What to produce ▸ Write out the material again word for word, dropping any images it holds.

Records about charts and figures
● ● ● ● ● ● ●

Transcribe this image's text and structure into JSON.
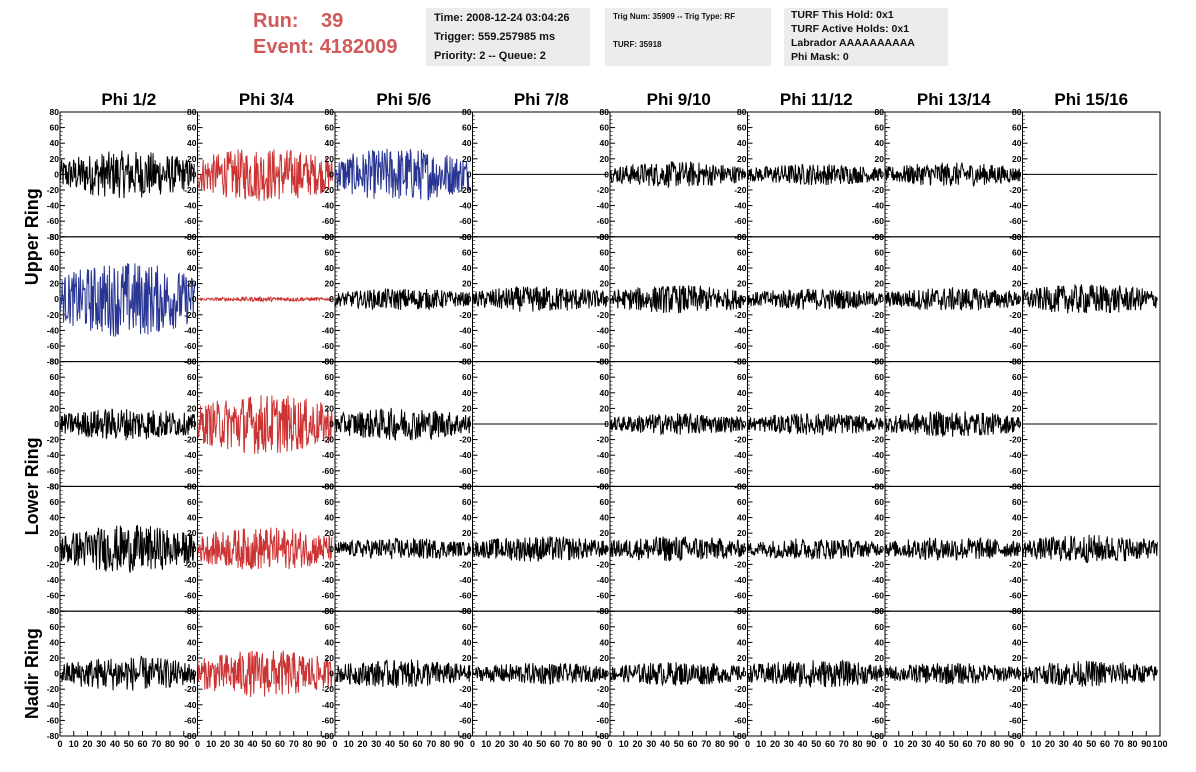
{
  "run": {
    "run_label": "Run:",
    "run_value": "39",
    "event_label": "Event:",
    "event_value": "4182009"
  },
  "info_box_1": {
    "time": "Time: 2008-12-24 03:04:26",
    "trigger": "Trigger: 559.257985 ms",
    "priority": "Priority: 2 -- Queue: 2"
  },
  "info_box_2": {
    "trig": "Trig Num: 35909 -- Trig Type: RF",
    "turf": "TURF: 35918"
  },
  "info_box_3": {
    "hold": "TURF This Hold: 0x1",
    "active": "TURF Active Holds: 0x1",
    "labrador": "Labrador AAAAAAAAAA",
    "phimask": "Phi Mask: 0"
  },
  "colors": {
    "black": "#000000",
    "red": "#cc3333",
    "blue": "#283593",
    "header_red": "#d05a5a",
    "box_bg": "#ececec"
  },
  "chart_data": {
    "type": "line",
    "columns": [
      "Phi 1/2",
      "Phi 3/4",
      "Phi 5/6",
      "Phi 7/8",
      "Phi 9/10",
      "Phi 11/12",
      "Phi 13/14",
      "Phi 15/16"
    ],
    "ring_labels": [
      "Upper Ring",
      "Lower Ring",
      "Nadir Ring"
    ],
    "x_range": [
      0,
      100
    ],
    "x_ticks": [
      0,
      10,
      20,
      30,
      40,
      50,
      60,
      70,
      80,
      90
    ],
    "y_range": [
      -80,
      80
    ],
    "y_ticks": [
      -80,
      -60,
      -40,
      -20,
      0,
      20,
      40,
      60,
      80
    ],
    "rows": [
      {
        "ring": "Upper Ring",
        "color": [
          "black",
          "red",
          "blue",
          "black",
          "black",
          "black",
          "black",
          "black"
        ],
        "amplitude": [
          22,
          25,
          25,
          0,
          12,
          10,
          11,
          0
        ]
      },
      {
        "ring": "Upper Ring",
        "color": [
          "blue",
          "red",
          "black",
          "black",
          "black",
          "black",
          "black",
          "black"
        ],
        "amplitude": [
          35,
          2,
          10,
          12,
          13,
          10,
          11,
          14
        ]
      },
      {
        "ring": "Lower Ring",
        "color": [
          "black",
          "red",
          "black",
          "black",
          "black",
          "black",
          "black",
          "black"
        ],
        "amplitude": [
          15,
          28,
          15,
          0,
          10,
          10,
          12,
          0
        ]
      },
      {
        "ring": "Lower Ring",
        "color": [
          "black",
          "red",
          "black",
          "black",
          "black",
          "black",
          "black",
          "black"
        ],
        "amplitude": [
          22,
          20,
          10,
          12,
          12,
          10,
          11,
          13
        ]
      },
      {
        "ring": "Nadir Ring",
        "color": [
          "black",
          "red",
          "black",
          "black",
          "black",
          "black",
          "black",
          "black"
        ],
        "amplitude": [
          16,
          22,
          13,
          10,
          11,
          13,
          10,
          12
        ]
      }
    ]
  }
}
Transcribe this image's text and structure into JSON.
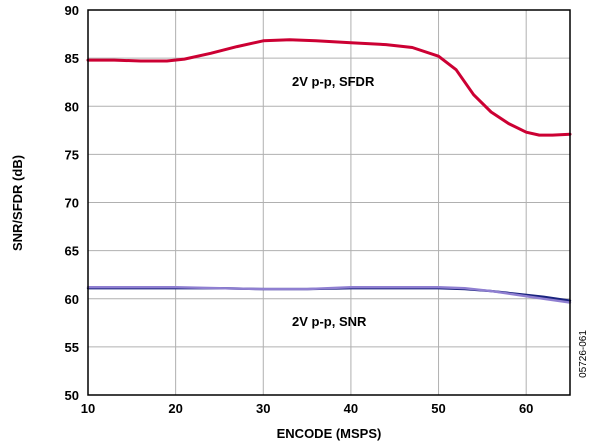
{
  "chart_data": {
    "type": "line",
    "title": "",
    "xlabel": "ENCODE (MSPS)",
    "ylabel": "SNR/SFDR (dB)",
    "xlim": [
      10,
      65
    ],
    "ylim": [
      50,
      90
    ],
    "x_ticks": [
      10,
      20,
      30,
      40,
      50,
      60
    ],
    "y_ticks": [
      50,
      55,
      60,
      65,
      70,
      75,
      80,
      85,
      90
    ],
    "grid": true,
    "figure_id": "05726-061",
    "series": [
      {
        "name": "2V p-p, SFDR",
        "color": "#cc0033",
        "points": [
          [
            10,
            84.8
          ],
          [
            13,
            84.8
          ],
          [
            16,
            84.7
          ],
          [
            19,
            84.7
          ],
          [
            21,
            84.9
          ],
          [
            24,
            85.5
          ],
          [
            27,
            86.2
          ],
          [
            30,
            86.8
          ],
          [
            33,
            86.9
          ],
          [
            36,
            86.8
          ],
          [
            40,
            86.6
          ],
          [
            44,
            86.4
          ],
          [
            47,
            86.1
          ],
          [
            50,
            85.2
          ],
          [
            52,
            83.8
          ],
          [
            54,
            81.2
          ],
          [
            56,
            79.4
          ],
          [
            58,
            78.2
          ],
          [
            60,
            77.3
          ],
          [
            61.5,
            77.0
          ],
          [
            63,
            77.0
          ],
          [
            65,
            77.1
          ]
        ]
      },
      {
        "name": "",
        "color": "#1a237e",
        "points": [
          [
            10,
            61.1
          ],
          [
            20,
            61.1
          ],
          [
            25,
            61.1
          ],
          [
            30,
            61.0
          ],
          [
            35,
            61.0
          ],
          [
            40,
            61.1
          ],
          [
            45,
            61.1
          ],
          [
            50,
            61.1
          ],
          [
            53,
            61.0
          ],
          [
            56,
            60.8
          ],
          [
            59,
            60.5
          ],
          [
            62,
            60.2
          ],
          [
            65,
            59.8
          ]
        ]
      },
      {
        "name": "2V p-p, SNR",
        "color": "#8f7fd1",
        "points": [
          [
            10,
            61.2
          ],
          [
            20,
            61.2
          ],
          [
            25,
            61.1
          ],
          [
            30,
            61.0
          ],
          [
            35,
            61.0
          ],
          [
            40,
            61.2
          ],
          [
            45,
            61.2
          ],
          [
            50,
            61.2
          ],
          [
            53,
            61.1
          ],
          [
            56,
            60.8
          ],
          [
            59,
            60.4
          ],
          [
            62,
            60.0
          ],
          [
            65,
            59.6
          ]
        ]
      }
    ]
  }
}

● ● ● ● ● ● ●

Solution for this exercise ▸
Transcribe this image's text and structure into JSON.
{
  "run": {
    "run_label": "Run:",
    "run_value": "39",
    "event_label": "Event:",
    "event_value": "4182009"
  },
  "info_box_1": {
    "time": "Time: 2008-12-24 03:04:26",
    "trigger": "Trigger: 559.257985 ms",
    "priority": "Priority: 2 -- Queue: 2"
  },
  "info_box_2": {
    "trig": "Trig Num: 35909 -- Trig Type: RF",
    "turf": "TURF: 35918"
  },
  "info_box_3": {
    "hold": "TURF This Hold: 0x1",
    "active": "TURF Active Holds: 0x1",
    "labrador": "Labrador AAAAAAAAAA",
    "phimask": "Phi Mask: 0"
  },
  "colors": {
    "black": "#000000",
    "red": "#cc3333",
    "blue": "#283593",
    "header_red": "#d05a5a",
    "box_bg": "#ececec"
  },
  "chart_data": {
    "type": "line",
    "columns": [
      "Phi 1/2",
      "Phi 3/4",
      "Phi 5/6",
      "Phi 7/8",
      "Phi 9/10",
      "Phi 11/12",
      "Phi 13/14",
      "Phi 15/16"
    ],
    "ring_labels": [
      "Upper Ring",
      "Lower Ring",
      "Nadir Ring"
    ],
    "x_range": [
      0,
      100
    ],
    "x_ticks": [
      0,
      10,
      20,
      30,
      40,
      50,
      60,
      70,
      80,
      90
    ],
    "y_range": [
      -80,
      80
    ],
    "y_ticks": [
      -80,
      -60,
      -40,
      -20,
      0,
      20,
      40,
      60,
      80
    ],
    "rows": [
      {
        "ring": "Upper Ring",
        "color": [
          "black",
          "red",
          "blue",
          "black",
          "black",
          "black",
          "black",
          "black"
        ],
        "amplitude": [
          22,
          25,
          25,
          0,
          12,
          10,
          11,
          0
        ]
      },
      {
        "ring": "Upper Ring",
        "color": [
          "blue",
          "red",
          "black",
          "black",
          "black",
          "black",
          "black",
          "black"
        ],
        "amplitude": [
          35,
          2,
          10,
          12,
          13,
          10,
          11,
          14
        ]
      },
      {
        "ring": "Lower Ring",
        "color": [
          "black",
          "red",
          "black",
          "black",
          "black",
          "black",
          "black",
          "black"
        ],
        "amplitude": [
          15,
          28,
          15,
          0,
          10,
          10,
          12,
          0
        ]
      },
      {
        "ring": "Lower Ring",
        "color": [
          "black",
          "red",
          "black",
          "black",
          "black",
          "black",
          "black",
          "black"
        ],
        "amplitude": [
          22,
          20,
          10,
          12,
          12,
          10,
          11,
          13
        ]
      },
      {
        "ring": "Nadir Ring",
        "color": [
          "black",
          "red",
          "black",
          "black",
          "black",
          "black",
          "black",
          "black"
        ],
        "amplitude": [
          16,
          22,
          13,
          10,
          11,
          13,
          10,
          12
        ]
      }
    ]
  }
}
Transcribe this image's text and structure into JSON.
{
  "chart_data": {
    "type": "line",
    "title": "",
    "xlabel": "ENCODE (MSPS)",
    "ylabel": "SNR/SFDR (dB)",
    "xlim": [
      10,
      65
    ],
    "ylim": [
      50,
      90
    ],
    "x_ticks": [
      10,
      20,
      30,
      40,
      50,
      60
    ],
    "y_ticks": [
      50,
      55,
      60,
      65,
      70,
      75,
      80,
      85,
      90
    ],
    "grid": true,
    "figure_id": "05726-061",
    "series": [
      {
        "name": "2V p-p, SFDR",
        "color": "#cc0033",
        "points": [
          [
            10,
            84.8
          ],
          [
            13,
            84.8
          ],
          [
            16,
            84.7
          ],
          [
            19,
            84.7
          ],
          [
            21,
            84.9
          ],
          [
            24,
            85.5
          ],
          [
            27,
            86.2
          ],
          [
            30,
            86.8
          ],
          [
            33,
            86.9
          ],
          [
            36,
            86.8
          ],
          [
            40,
            86.6
          ],
          [
            44,
            86.4
          ],
          [
            47,
            86.1
          ],
          [
            50,
            85.2
          ],
          [
            52,
            83.8
          ],
          [
            54,
            81.2
          ],
          [
            56,
            79.4
          ],
          [
            58,
            78.2
          ],
          [
            60,
            77.3
          ],
          [
            61.5,
            77.0
          ],
          [
            63,
            77.0
          ],
          [
            65,
            77.1
          ]
        ]
      },
      {
        "name": "",
        "color": "#1a237e",
        "points": [
          [
            10,
            61.1
          ],
          [
            20,
            61.1
          ],
          [
            25,
            61.1
          ],
          [
            30,
            61.0
          ],
          [
            35,
            61.0
          ],
          [
            40,
            61.1
          ],
          [
            45,
            61.1
          ],
          [
            50,
            61.1
          ],
          [
            53,
            61.0
          ],
          [
            56,
            60.8
          ],
          [
            59,
            60.5
          ],
          [
            62,
            60.2
          ],
          [
            65,
            59.8
          ]
        ]
      },
      {
        "name": "2V p-p, SNR",
        "color": "#8f7fd1",
        "points": [
          [
            10,
            61.2
          ],
          [
            20,
            61.2
          ],
          [
            25,
            61.1
          ],
          [
            30,
            61.0
          ],
          [
            35,
            61.0
          ],
          [
            40,
            61.2
          ],
          [
            45,
            61.2
          ],
          [
            50,
            61.2
          ],
          [
            53,
            61.1
          ],
          [
            56,
            60.8
          ],
          [
            59,
            60.4
          ],
          [
            62,
            60.0
          ],
          [
            65,
            59.6
          ]
        ]
      }
    ]
  }
}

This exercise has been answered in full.